__Exercise__
In the records that follow, locate every line with "MILITAR" and extract it.

>>>

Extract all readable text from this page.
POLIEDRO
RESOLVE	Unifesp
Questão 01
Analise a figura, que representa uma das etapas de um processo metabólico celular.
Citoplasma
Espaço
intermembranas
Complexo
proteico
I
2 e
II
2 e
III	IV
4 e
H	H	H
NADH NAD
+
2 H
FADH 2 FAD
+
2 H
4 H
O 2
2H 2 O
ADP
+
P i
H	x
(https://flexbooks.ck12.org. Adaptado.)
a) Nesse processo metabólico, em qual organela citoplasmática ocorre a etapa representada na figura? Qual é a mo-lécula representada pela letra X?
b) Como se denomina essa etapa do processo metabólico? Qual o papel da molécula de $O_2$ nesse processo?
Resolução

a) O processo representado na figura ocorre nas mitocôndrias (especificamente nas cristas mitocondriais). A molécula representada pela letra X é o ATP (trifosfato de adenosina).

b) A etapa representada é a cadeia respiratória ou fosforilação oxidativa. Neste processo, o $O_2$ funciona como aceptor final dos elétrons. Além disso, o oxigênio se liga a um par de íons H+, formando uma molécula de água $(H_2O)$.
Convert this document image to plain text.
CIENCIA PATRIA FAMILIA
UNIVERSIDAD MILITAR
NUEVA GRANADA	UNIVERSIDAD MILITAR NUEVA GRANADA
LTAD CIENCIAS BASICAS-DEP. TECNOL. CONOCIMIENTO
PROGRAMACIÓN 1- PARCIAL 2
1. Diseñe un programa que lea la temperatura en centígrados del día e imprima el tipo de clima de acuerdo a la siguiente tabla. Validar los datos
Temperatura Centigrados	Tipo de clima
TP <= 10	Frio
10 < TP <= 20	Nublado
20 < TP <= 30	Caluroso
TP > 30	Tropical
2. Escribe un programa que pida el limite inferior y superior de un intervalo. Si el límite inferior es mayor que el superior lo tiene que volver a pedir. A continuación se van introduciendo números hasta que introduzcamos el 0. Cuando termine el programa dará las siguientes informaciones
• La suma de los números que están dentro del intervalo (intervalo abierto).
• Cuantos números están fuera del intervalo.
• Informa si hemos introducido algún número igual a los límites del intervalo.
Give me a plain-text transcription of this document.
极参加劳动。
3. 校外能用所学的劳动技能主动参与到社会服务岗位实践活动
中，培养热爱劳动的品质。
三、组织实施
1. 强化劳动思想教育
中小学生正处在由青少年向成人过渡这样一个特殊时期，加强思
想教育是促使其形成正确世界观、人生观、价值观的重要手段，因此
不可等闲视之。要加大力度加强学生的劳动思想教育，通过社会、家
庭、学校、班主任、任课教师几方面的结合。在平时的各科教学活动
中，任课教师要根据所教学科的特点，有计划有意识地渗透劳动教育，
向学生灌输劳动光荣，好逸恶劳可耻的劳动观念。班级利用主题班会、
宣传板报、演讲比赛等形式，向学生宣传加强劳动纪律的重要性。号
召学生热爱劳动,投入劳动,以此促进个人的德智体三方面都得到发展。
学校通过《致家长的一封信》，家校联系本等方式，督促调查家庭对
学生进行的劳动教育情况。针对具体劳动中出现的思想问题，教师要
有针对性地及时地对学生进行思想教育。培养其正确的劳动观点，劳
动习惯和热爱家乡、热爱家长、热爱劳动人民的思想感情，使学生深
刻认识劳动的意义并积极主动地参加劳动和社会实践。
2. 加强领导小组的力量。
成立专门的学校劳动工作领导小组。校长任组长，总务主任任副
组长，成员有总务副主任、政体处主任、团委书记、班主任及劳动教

<<<

__Task solution__
UNIVERSIDAD MILITAR
NUEVA GRANADA	UNIVERSIDAD MILITAR NUEVA GRANADA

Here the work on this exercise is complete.